• _Instructions to follow_
Among the entries below, find the lines with "this" and copy them.

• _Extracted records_
-----
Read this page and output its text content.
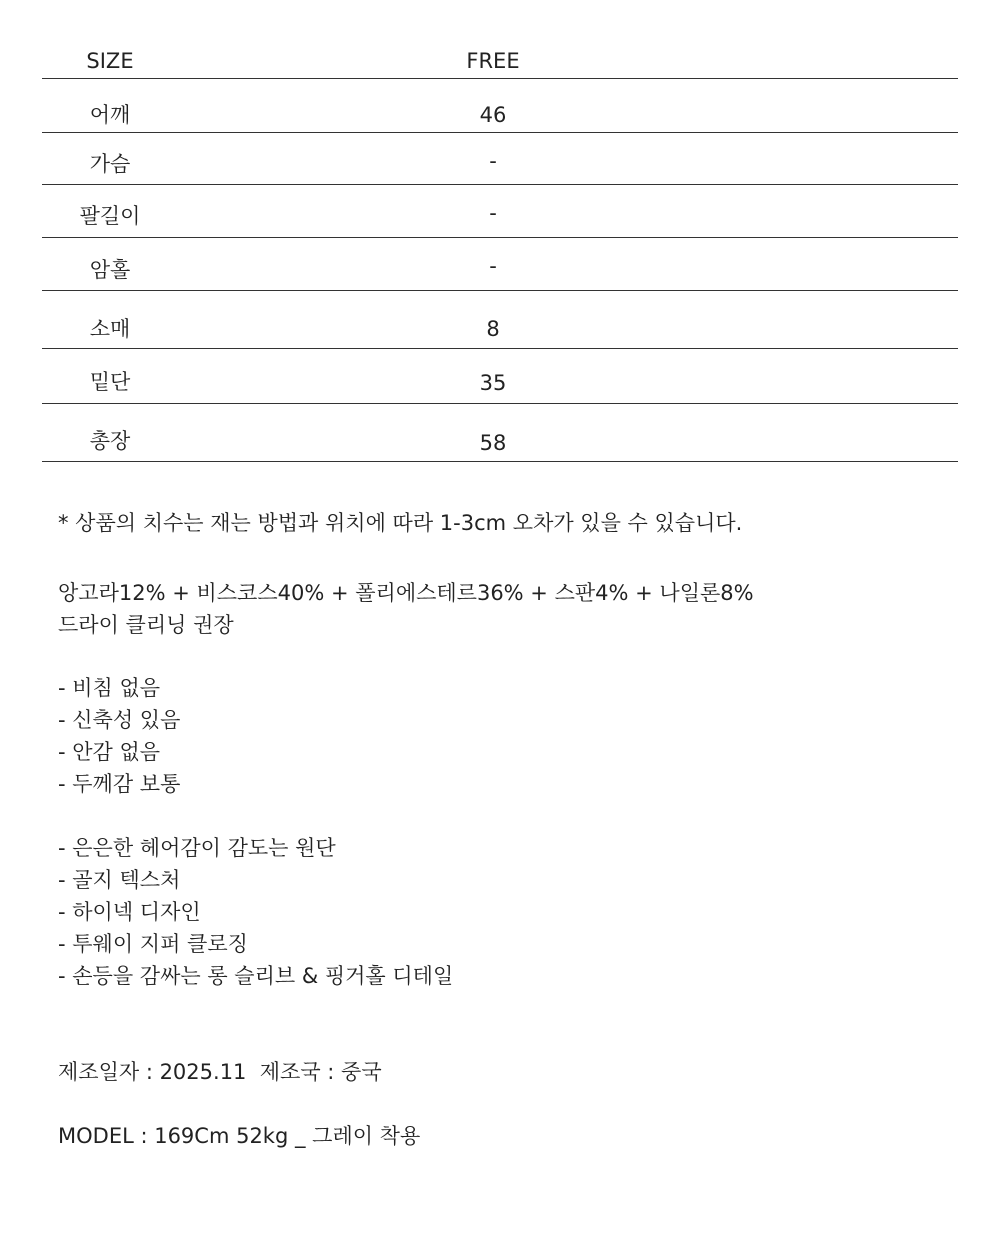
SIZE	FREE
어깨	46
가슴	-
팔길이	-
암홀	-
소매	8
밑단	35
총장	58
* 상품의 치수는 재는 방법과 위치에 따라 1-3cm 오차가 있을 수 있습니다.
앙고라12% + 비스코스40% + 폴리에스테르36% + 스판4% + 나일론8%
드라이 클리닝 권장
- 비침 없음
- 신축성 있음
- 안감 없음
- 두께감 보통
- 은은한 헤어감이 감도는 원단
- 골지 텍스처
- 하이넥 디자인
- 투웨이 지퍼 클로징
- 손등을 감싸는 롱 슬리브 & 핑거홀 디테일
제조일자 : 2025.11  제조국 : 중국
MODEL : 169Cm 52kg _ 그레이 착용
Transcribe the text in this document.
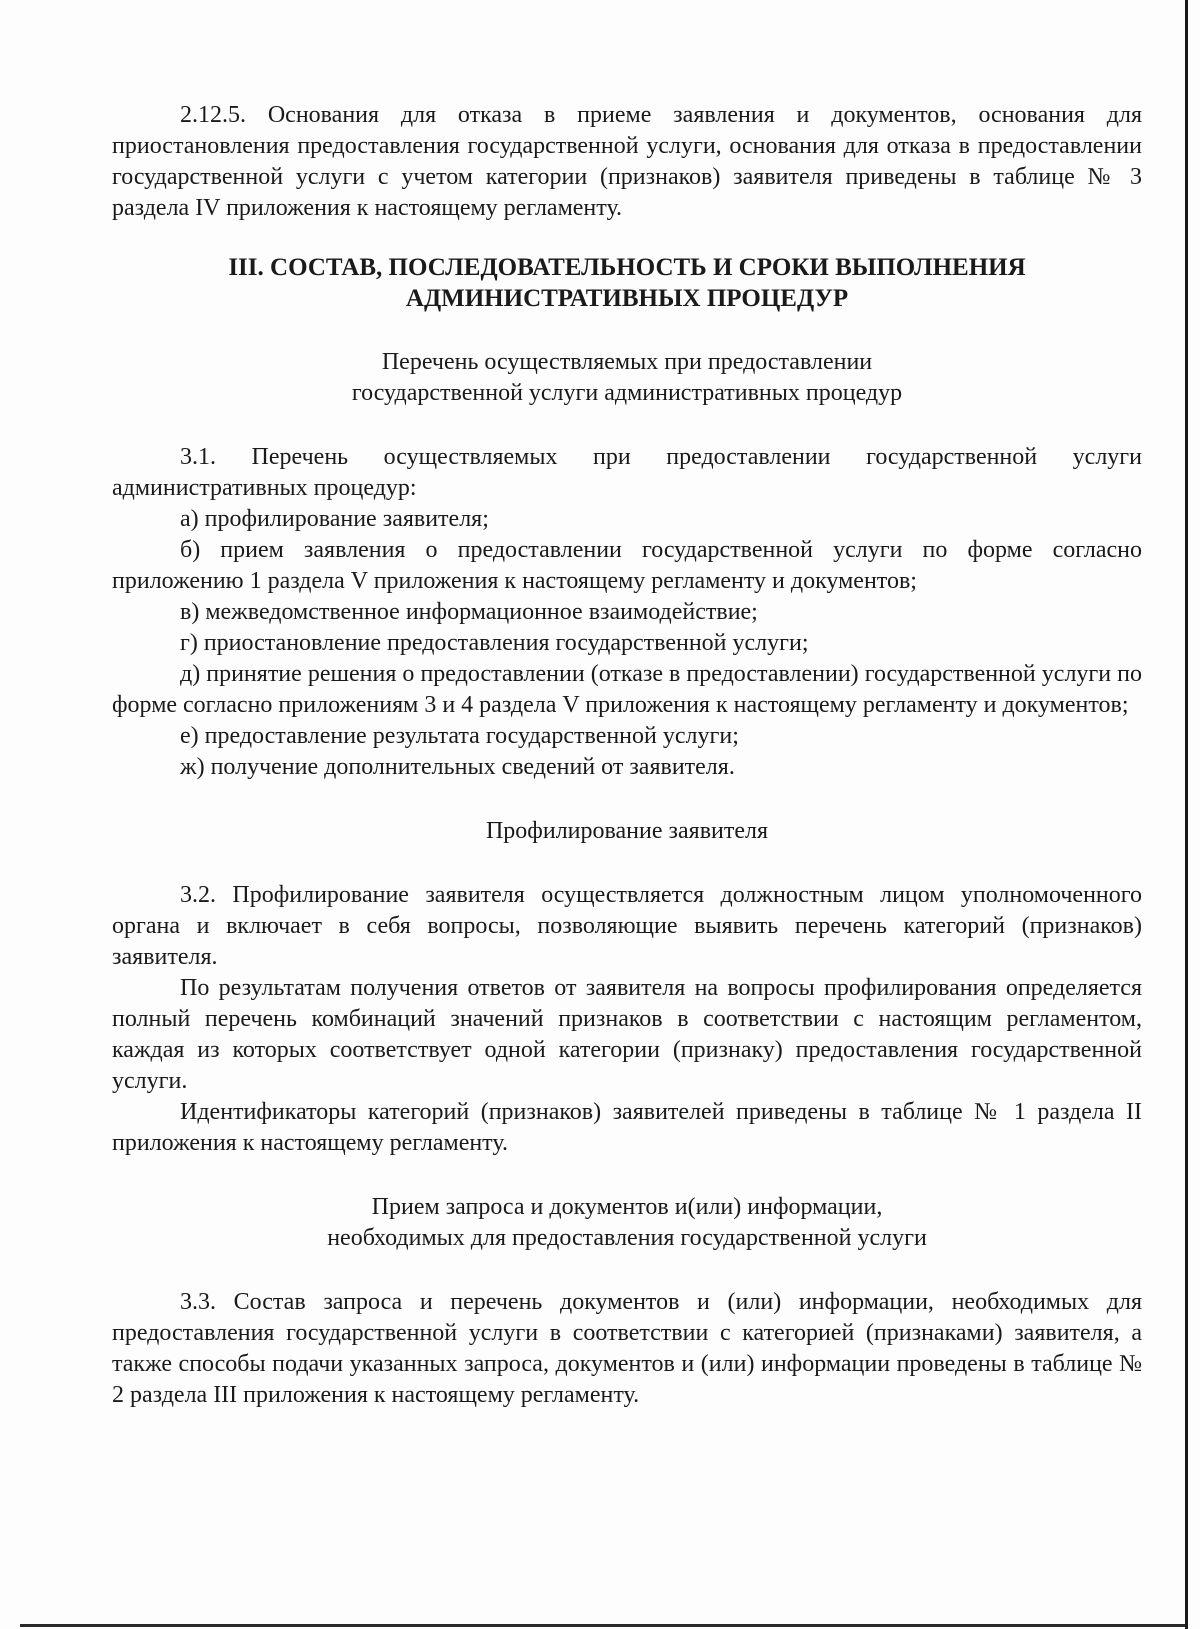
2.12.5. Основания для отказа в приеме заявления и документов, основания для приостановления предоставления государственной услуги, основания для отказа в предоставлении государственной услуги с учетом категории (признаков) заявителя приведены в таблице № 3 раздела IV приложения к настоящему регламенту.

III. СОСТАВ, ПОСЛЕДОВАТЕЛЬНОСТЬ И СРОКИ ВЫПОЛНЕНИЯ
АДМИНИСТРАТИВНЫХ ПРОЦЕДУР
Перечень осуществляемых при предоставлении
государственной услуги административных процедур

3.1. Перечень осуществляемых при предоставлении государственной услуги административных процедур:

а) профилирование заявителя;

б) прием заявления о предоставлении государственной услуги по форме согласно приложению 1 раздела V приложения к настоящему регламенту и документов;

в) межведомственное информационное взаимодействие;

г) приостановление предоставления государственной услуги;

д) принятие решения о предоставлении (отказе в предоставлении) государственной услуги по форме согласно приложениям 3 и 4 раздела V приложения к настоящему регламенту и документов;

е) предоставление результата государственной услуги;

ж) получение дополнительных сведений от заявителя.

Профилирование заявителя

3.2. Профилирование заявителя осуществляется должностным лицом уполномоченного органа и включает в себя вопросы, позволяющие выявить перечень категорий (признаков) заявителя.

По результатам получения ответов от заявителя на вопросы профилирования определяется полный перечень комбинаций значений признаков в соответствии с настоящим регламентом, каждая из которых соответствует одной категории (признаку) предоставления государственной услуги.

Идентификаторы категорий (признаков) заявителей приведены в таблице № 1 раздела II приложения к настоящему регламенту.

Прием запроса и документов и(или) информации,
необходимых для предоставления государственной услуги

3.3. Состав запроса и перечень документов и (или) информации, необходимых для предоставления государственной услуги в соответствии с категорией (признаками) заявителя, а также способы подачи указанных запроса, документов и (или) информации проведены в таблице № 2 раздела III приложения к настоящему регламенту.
-----
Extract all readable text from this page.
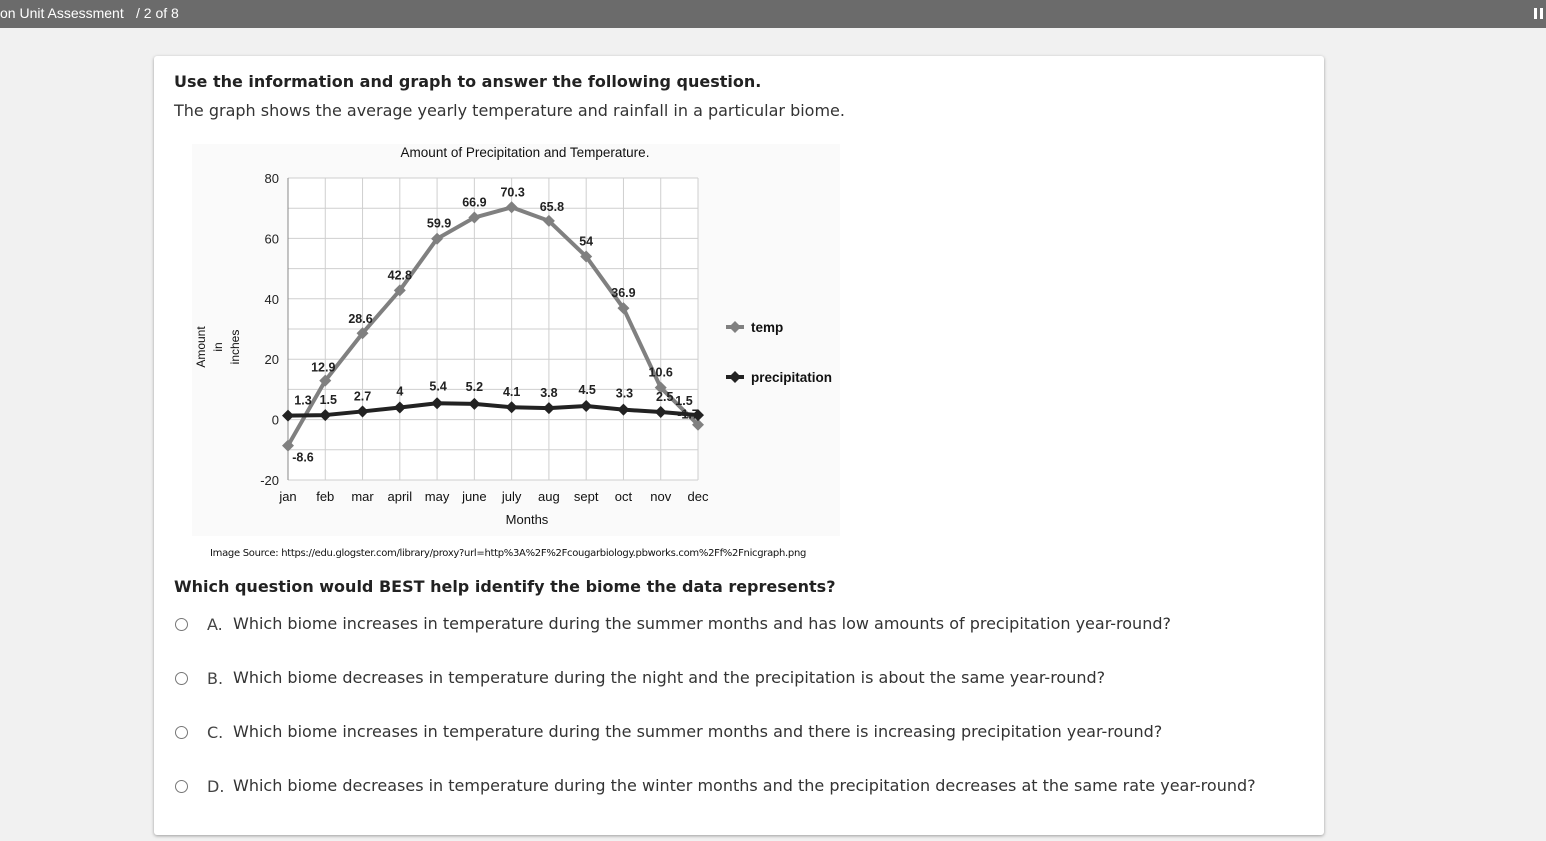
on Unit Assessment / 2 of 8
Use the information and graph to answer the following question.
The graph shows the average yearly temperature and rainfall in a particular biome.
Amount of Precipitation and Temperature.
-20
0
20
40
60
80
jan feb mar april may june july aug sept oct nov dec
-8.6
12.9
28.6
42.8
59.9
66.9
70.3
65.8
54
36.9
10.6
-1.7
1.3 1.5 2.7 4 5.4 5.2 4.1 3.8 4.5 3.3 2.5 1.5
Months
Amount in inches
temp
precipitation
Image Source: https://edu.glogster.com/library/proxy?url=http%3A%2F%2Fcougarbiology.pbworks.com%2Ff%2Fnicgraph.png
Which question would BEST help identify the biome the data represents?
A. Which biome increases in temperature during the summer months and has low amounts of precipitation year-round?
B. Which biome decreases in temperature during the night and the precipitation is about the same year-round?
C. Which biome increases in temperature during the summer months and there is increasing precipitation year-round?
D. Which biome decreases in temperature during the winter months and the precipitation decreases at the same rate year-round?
-----
• _Exercise output_
Read this page and output its text content.
Transcribe the text in this document.
Extract all readable text from this page.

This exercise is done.